| Data extracts |

====================

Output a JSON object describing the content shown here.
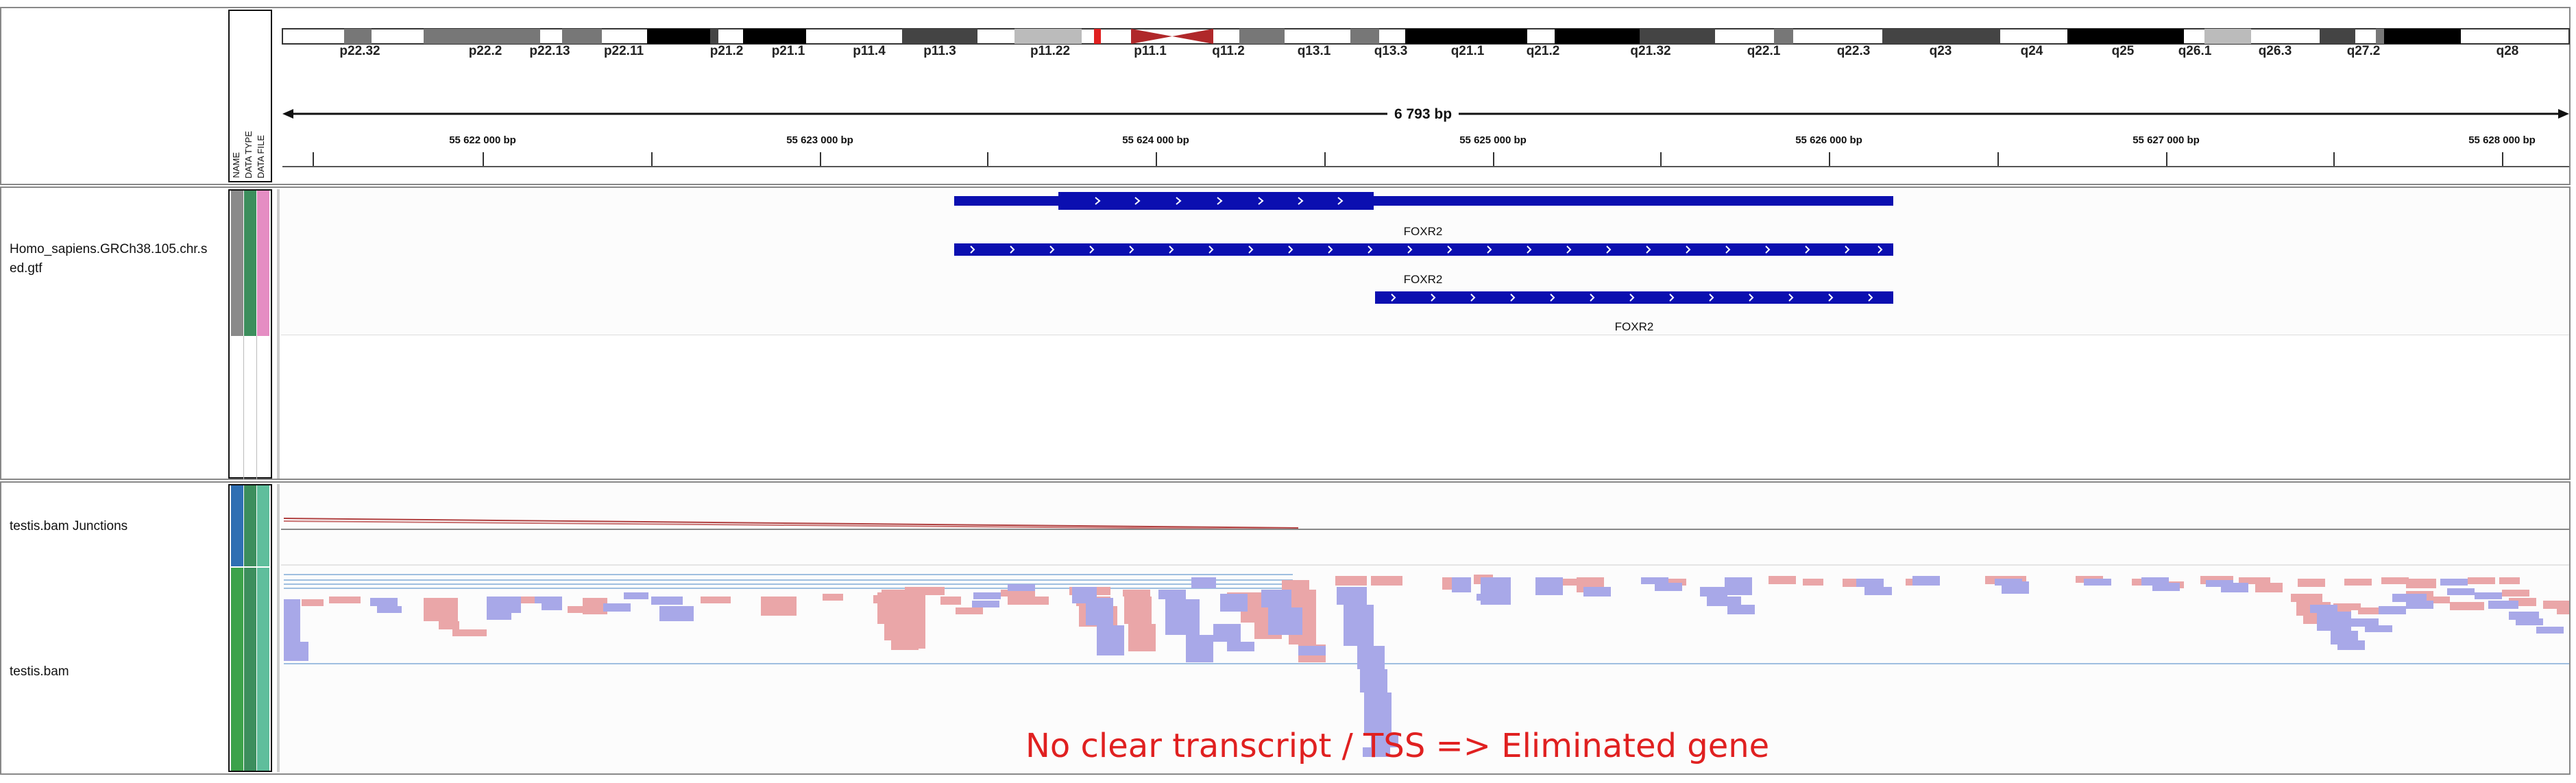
{
  "ideogram": {
    "bands": [
      "p22.32",
      "p22.2",
      "p22.13",
      "p22.11",
      "p21.2",
      "p21.1",
      "p11.4",
      "p11.3",
      "p11.22",
      "p11.1",
      "q11.2",
      "q13.1",
      "q13.3",
      "q21.1",
      "q21.2",
      "q21.32",
      "q22.1",
      "q22.3",
      "q23",
      "q24",
      "q25",
      "q26.1",
      "q26.3",
      "q27.2",
      "q28"
    ]
  },
  "ruler": {
    "span_label": "6 793 bp",
    "ticks": [
      "55 622 000 bp",
      "55 623 000 bp",
      "55 624 000 bp",
      "55 625 000 bp",
      "55 626 000 bp",
      "55 627 000 bp",
      "55 628 000 bp"
    ]
  },
  "attribute_header": {
    "name": "NAME",
    "type": "DATA TYPE",
    "file": "DATA FILE"
  },
  "tracks": {
    "gtf": {
      "name_line1": "Homo_sapiens.GRCh38.105.chr.s",
      "name_line2": "ed.gtf"
    },
    "junctions": {
      "name": "testis.bam Junctions"
    },
    "bam": {
      "name": "testis.bam"
    }
  },
  "genes": [
    {
      "label": "FOXR2"
    },
    {
      "label": "FOXR2"
    },
    {
      "label": "FOXR2"
    }
  ],
  "annotation": "No clear transcript / TSS => Eliminated gene",
  "colors": {
    "gene": "#0b0fb0",
    "read_forward": "#eaa6a8",
    "read_reverse": "#a8a8e8",
    "annotation": "#e02020",
    "centromere": "#b0282a"
  }
}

====================

| Problem requirements |
All of the material above should be copied exactly, minus the pictures.

| Exercise result |
Output a JSON object describing the content shown here.
{
  "ideogram": {
    "bands": [
      "p22.32",
      "p22.2",
      "p22.13",
      "p22.11",
      "p21.2",
      "p21.1",
      "p11.4",
      "p11.3",
      "p11.22",
      "p11.1",
      "q11.2",
      "q13.1",
      "q13.3",
      "q21.1",
      "q21.2",
      "q21.32",
      "q22.1",
      "q22.3",
      "q23",
      "q24",
      "q25",
      "q26.1",
      "q26.3",
      "q27.2",
      "q28"
    ]
  },
  "ruler": {
    "span_label": "6 793 bp",
    "ticks": [
      "55 622 000 bp",
      "55 623 000 bp",
      "55 624 000 bp",
      "55 625 000 bp",
      "55 626 000 bp",
      "55 627 000 bp",
      "55 628 000 bp"
    ]
  },
  "attribute_header": {
    "name": "NAME",
    "type": "DATA TYPE",
    "file": "DATA FILE"
  },
  "tracks": {
    "gtf": {
      "name_line1": "Homo_sapiens.GRCh38.105.chr.s",
      "name_line2": "ed.gtf"
    },
    "junctions": {
      "name": "testis.bam Junctions"
    },
    "bam": {
      "name": "testis.bam"
    }
  },
  "genes": [
    {
      "label": "FOXR2"
    },
    {
      "label": "FOXR2"
    },
    {
      "label": "FOXR2"
    }
  ],
  "annotation": "No clear transcript / TSS => Eliminated gene",
  "colors": {
    "gene": "#0b0fb0",
    "read_forward": "#eaa6a8",
    "read_reverse": "#a8a8e8",
    "annotation": "#e02020",
    "centromere": "#b0282a"
  }
}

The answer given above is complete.